***** Data excerpts *****

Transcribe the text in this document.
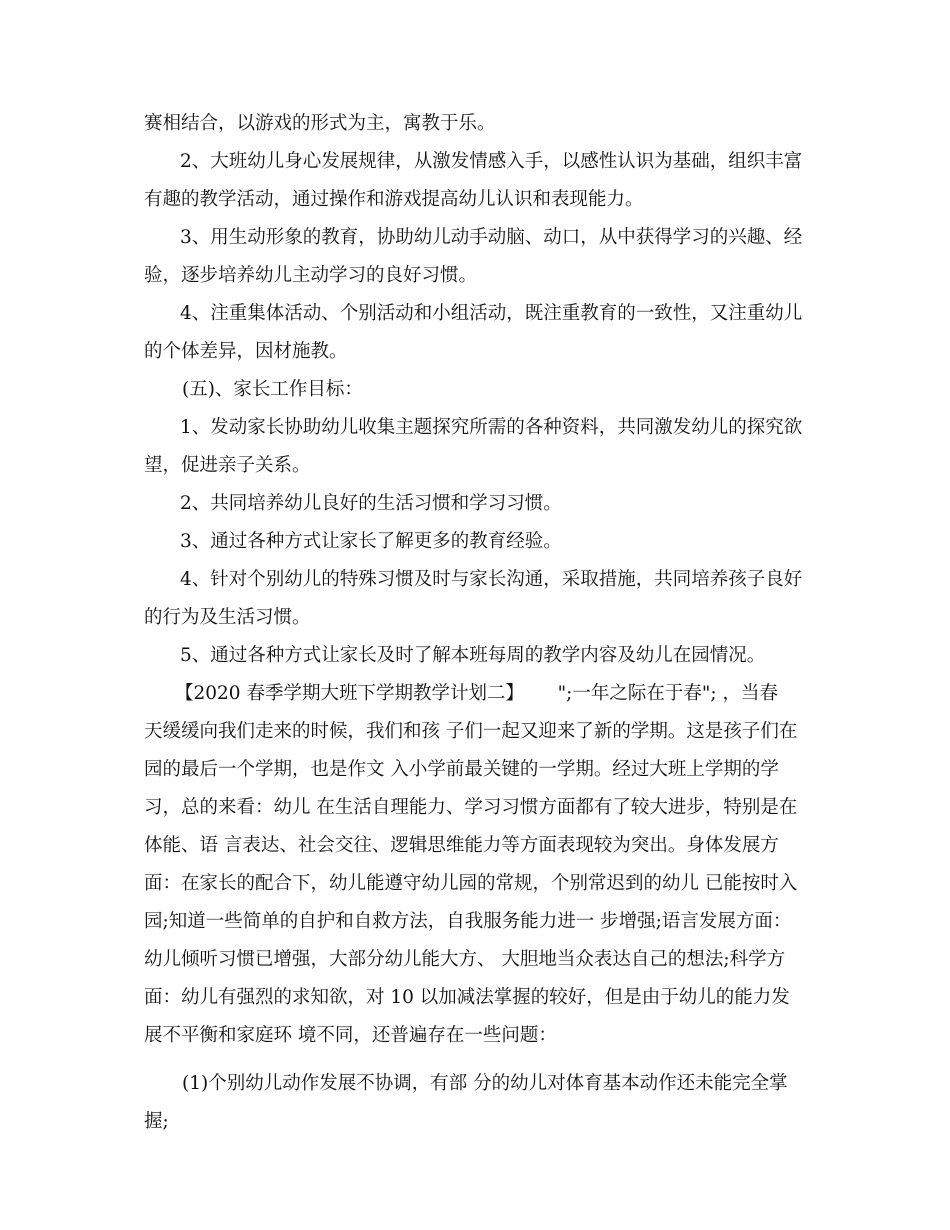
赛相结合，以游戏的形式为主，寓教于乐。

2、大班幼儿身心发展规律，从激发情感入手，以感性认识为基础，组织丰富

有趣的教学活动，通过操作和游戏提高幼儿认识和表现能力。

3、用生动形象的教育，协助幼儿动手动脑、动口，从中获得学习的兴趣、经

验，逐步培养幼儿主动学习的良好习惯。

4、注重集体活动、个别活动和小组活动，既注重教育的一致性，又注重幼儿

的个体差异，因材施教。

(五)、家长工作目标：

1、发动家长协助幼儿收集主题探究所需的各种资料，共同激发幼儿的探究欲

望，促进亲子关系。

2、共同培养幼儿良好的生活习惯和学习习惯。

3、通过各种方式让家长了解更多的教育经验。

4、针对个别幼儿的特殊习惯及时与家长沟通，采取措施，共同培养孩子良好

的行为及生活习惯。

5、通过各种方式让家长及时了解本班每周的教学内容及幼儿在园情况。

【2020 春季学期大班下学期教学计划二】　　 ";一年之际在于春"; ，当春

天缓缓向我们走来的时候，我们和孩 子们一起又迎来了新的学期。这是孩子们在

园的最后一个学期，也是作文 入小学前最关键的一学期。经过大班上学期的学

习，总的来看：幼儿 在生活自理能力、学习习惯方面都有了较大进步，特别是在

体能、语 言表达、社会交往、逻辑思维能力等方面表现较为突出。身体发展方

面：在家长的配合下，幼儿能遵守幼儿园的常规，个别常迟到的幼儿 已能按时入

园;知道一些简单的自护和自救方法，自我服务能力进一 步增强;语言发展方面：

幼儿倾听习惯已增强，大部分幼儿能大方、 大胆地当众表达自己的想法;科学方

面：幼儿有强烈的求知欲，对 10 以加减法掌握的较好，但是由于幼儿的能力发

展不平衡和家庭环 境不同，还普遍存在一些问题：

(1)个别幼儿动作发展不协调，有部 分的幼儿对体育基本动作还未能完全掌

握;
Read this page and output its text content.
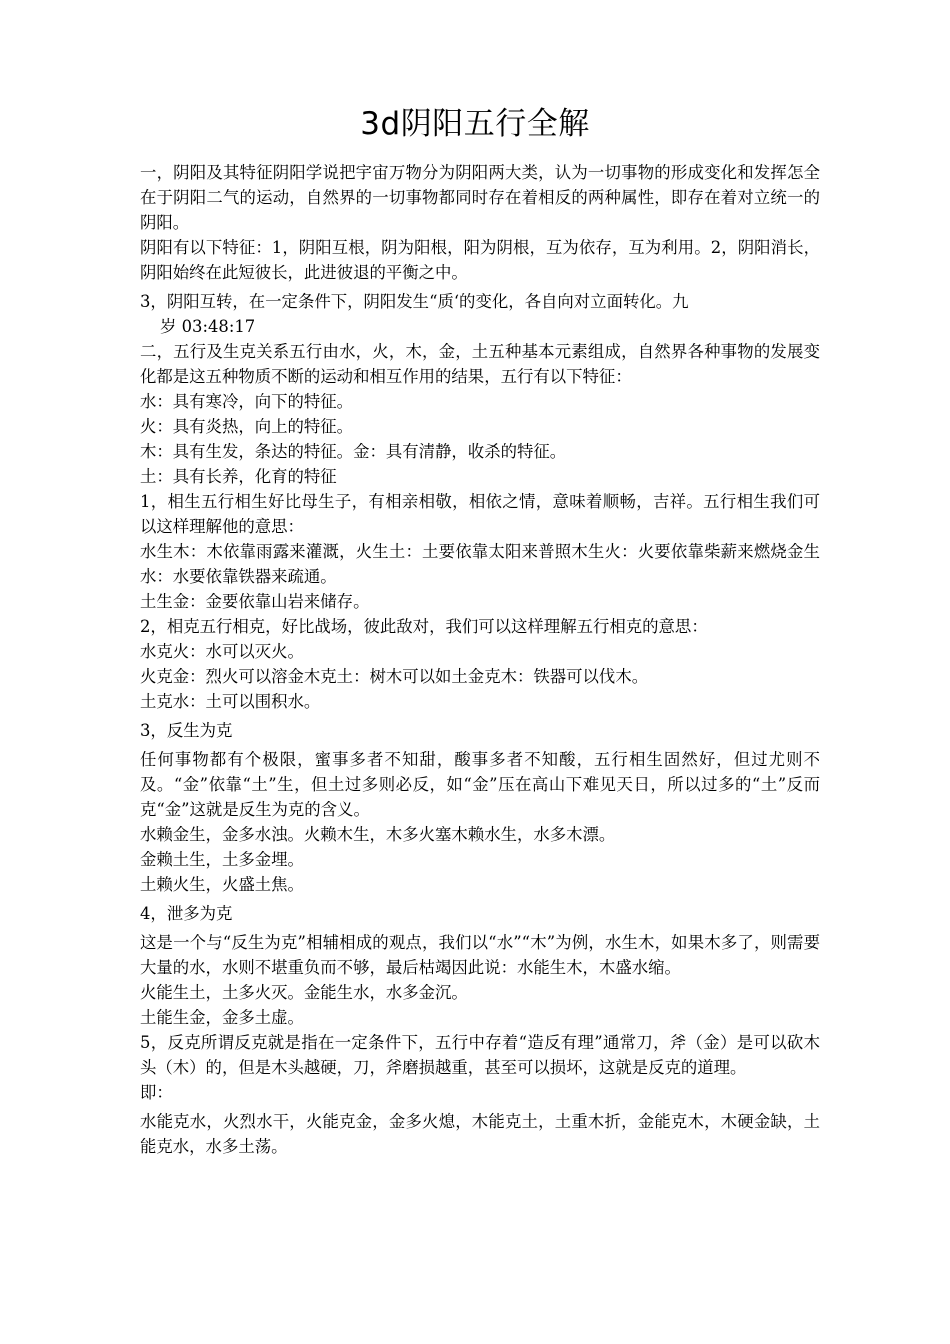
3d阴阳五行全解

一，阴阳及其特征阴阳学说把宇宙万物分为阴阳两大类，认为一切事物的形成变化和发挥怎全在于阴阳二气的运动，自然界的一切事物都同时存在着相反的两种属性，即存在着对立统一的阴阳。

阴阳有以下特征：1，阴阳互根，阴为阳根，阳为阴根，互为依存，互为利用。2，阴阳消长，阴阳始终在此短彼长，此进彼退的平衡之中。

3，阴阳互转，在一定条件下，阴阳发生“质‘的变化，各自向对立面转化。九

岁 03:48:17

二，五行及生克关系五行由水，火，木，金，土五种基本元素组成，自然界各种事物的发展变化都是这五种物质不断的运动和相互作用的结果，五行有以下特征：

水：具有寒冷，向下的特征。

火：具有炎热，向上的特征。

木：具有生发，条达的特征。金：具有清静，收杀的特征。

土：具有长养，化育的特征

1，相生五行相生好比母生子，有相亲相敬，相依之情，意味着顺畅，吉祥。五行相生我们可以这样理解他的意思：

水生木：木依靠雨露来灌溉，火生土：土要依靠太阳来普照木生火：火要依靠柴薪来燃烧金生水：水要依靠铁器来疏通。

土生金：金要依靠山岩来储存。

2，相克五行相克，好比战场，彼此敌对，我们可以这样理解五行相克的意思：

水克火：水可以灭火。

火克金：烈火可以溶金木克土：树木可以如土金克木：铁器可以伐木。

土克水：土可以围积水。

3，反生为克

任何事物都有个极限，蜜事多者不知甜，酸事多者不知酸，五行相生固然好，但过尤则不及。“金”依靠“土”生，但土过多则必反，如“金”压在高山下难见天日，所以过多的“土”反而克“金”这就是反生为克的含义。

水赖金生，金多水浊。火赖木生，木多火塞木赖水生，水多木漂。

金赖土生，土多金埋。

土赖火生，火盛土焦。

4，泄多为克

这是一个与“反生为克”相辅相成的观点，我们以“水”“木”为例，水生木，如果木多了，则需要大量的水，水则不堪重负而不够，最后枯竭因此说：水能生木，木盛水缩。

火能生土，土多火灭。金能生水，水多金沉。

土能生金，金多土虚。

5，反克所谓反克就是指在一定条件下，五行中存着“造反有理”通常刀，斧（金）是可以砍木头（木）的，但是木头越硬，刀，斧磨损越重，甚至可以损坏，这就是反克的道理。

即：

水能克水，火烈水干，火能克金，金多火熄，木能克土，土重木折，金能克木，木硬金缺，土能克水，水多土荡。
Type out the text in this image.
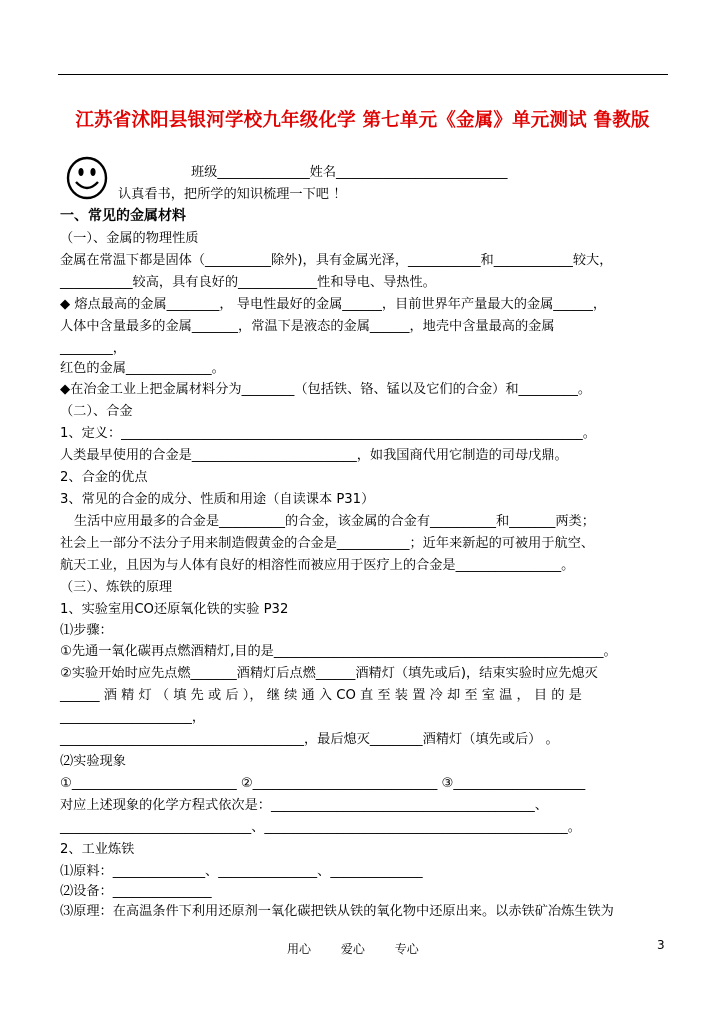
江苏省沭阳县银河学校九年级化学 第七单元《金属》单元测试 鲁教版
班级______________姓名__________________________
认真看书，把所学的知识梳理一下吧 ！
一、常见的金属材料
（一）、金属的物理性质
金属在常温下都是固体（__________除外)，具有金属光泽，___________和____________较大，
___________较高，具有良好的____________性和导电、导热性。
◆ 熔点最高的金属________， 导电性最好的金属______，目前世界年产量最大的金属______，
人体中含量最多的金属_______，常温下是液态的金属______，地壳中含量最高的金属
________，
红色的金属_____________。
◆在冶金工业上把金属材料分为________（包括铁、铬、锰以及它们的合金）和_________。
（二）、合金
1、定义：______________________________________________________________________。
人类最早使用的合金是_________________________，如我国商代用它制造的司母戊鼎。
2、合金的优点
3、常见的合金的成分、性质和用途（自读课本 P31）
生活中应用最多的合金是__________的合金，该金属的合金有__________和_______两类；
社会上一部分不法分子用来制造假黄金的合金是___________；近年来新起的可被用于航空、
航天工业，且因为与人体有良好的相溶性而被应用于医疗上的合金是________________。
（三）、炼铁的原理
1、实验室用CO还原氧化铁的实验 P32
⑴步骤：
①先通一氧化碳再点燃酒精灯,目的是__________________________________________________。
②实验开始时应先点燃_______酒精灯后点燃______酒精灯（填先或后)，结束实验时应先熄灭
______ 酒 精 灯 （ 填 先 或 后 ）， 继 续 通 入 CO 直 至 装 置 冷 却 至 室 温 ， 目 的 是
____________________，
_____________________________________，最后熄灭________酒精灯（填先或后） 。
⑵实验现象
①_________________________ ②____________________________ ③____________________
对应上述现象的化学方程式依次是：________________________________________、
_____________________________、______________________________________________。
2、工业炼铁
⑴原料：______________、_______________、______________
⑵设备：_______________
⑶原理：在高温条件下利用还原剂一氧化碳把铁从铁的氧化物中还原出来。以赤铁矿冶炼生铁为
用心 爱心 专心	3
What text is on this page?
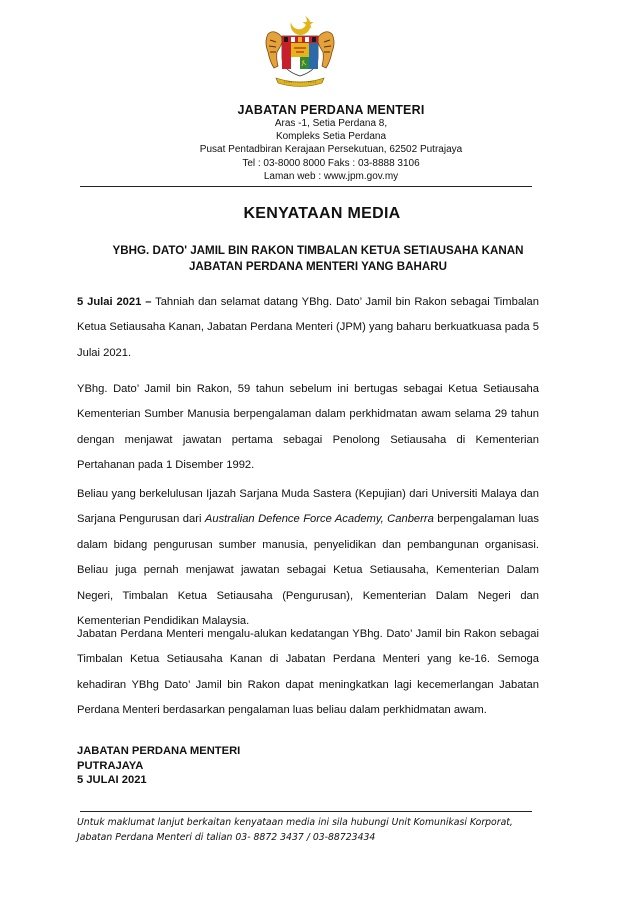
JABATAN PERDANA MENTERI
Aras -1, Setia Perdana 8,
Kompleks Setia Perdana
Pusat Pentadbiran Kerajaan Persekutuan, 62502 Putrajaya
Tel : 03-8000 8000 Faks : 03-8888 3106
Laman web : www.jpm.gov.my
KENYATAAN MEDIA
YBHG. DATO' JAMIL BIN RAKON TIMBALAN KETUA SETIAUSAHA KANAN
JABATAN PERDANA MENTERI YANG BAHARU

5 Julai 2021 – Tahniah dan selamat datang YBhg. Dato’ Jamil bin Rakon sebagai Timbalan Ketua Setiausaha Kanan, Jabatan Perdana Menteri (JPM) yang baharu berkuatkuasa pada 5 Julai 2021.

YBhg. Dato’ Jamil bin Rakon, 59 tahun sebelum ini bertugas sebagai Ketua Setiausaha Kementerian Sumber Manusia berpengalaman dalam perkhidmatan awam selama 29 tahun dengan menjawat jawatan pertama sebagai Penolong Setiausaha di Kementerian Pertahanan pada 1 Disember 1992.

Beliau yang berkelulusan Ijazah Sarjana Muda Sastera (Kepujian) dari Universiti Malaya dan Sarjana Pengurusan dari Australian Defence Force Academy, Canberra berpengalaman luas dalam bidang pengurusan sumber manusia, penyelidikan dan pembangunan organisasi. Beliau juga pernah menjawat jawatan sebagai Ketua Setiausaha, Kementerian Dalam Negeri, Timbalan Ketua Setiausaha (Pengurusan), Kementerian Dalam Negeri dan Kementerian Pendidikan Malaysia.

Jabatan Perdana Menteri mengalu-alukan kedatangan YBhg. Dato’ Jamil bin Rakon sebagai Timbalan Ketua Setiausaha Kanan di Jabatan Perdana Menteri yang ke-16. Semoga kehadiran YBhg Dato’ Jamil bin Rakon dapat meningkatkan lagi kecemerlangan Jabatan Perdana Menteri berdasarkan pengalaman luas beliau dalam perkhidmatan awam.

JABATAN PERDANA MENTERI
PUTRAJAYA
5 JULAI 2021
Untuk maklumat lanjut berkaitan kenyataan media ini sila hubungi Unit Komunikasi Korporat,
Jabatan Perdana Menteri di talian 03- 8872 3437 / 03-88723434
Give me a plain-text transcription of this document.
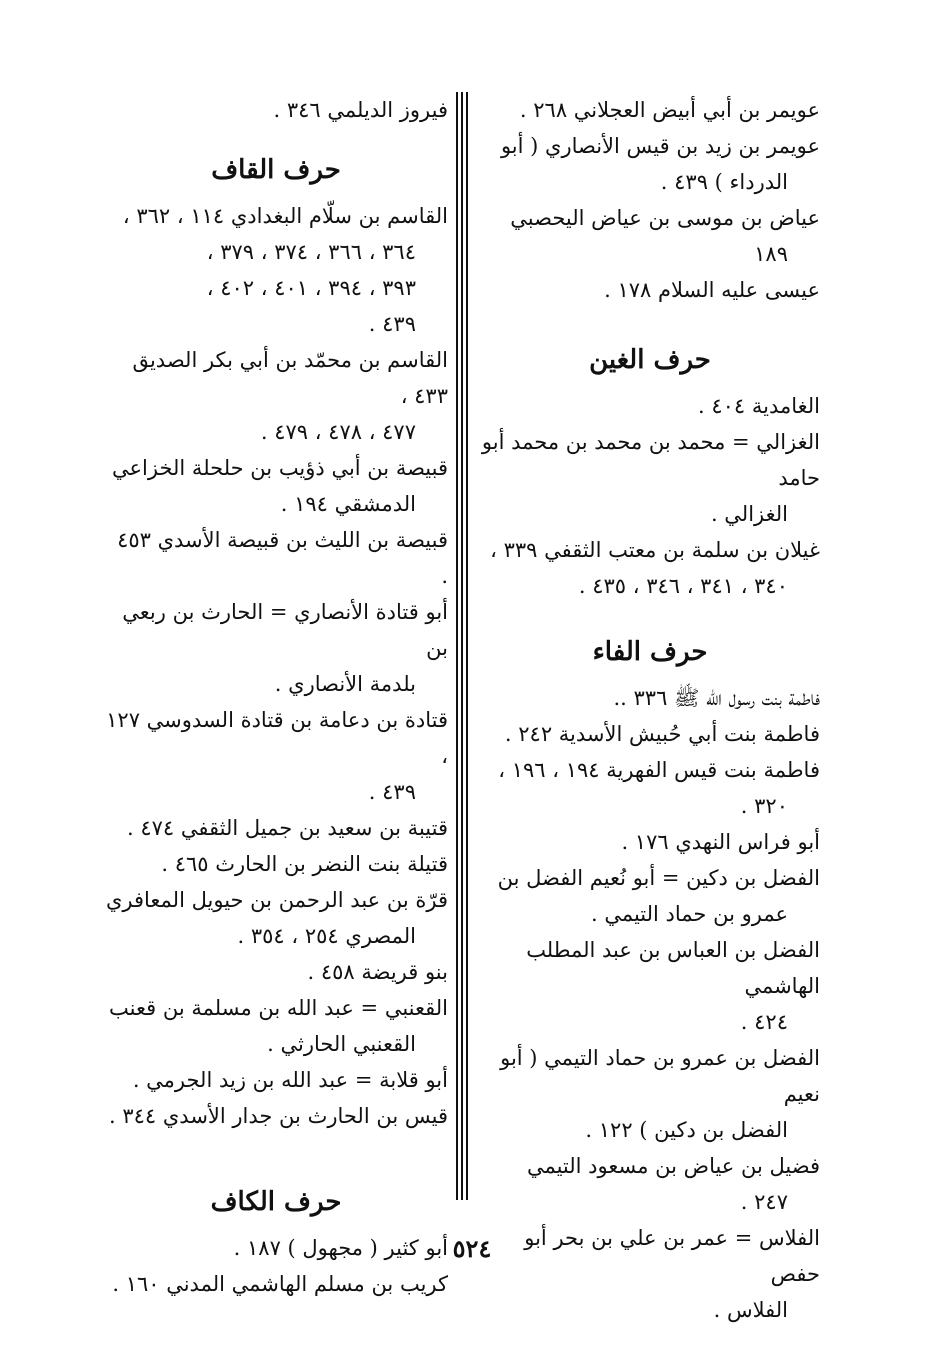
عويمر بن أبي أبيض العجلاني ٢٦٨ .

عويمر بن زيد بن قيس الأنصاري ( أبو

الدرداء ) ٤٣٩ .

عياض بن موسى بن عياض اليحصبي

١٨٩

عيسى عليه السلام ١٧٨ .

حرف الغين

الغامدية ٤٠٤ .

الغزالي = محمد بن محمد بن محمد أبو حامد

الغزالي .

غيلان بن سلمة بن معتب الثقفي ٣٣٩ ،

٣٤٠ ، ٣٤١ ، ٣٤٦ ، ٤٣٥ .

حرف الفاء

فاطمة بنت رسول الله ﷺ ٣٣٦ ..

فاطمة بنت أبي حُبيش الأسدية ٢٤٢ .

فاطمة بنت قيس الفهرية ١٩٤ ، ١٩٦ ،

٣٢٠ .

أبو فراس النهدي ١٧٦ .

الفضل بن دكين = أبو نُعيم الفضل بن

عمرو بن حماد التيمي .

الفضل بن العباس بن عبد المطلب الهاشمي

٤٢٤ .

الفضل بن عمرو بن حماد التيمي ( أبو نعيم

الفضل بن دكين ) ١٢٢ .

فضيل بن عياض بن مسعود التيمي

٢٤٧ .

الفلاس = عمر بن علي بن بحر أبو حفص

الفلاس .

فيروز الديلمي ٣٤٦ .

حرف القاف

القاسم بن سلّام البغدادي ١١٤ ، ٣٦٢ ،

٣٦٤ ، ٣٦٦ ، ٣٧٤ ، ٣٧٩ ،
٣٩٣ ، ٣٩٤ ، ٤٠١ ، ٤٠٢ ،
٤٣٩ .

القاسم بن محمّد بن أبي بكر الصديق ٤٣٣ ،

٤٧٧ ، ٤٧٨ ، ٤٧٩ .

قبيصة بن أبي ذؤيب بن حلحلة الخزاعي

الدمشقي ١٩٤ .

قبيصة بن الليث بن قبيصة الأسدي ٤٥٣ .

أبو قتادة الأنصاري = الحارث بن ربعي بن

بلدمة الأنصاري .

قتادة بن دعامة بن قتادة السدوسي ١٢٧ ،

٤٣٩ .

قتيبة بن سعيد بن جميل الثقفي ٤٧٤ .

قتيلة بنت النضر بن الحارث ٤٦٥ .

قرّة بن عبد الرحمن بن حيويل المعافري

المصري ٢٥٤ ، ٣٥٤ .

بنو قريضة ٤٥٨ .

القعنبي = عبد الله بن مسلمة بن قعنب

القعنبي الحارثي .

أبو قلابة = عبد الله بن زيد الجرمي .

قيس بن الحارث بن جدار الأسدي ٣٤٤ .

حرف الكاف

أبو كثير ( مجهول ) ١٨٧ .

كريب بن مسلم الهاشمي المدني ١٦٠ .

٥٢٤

*****

** Objective **
Write out again the lines from the one with "Give me a plain-text" through the end of the records exactly, without any of the pictures.

** Correct result **
Give me a plain-text transcription of this document.
عويمر بن أبي أبيض العجلاني ٢٦٨ .

عويمر بن زيد بن قيس الأنصاري ( أبو

الدرداء ) ٤٣٩ .

عياض بن موسى بن عياض اليحصبي

١٨٩

عيسى عليه السلام ١٧٨ .

حرف الغين

الغامدية ٤٠٤ .

الغزالي = محمد بن محمد بن محمد أبو حامد

الغزالي .

غيلان بن سلمة بن معتب الثقفي ٣٣٩ ،

٣٤٠ ، ٣٤١ ، ٣٤٦ ، ٤٣٥ .

حرف الفاء

فاطمة بنت رسول الله ﷺ ٣٣٦ ..

فاطمة بنت أبي حُبيش الأسدية ٢٤٢ .

فاطمة بنت قيس الفهرية ١٩٤ ، ١٩٦ ،

٣٢٠ .

أبو فراس النهدي ١٧٦ .

الفضل بن دكين = أبو نُعيم الفضل بن

عمرو بن حماد التيمي .

الفضل بن العباس بن عبد المطلب الهاشمي

٤٢٤ .

الفضل بن عمرو بن حماد التيمي ( أبو نعيم

الفضل بن دكين ) ١٢٢ .

فضيل بن عياض بن مسعود التيمي

٢٤٧ .

الفلاس = عمر بن علي بن بحر أبو حفص

الفلاس .

فيروز الديلمي ٣٤٦ .

حرف القاف

القاسم بن سلّام البغدادي ١١٤ ، ٣٦٢ ،

٣٦٤ ، ٣٦٦ ، ٣٧٤ ، ٣٧٩ ،
٣٩٣ ، ٣٩٤ ، ٤٠١ ، ٤٠٢ ،
٤٣٩ .

القاسم بن محمّد بن أبي بكر الصديق ٤٣٣ ،

٤٧٧ ، ٤٧٨ ، ٤٧٩ .

قبيصة بن أبي ذؤيب بن حلحلة الخزاعي

الدمشقي ١٩٤ .

قبيصة بن الليث بن قبيصة الأسدي ٤٥٣ .

أبو قتادة الأنصاري = الحارث بن ربعي بن

بلدمة الأنصاري .

قتادة بن دعامة بن قتادة السدوسي ١٢٧ ،

٤٣٩ .

قتيبة بن سعيد بن جميل الثقفي ٤٧٤ .

قتيلة بنت النضر بن الحارث ٤٦٥ .

قرّة بن عبد الرحمن بن حيويل المعافري

المصري ٢٥٤ ، ٣٥٤ .

بنو قريضة ٤٥٨ .

القعنبي = عبد الله بن مسلمة بن قعنب

القعنبي الحارثي .

أبو قلابة = عبد الله بن زيد الجرمي .

قيس بن الحارث بن جدار الأسدي ٣٤٤ .

حرف الكاف

أبو كثير ( مجهول ) ١٨٧ .

كريب بن مسلم الهاشمي المدني ١٦٠ .

٥٢٤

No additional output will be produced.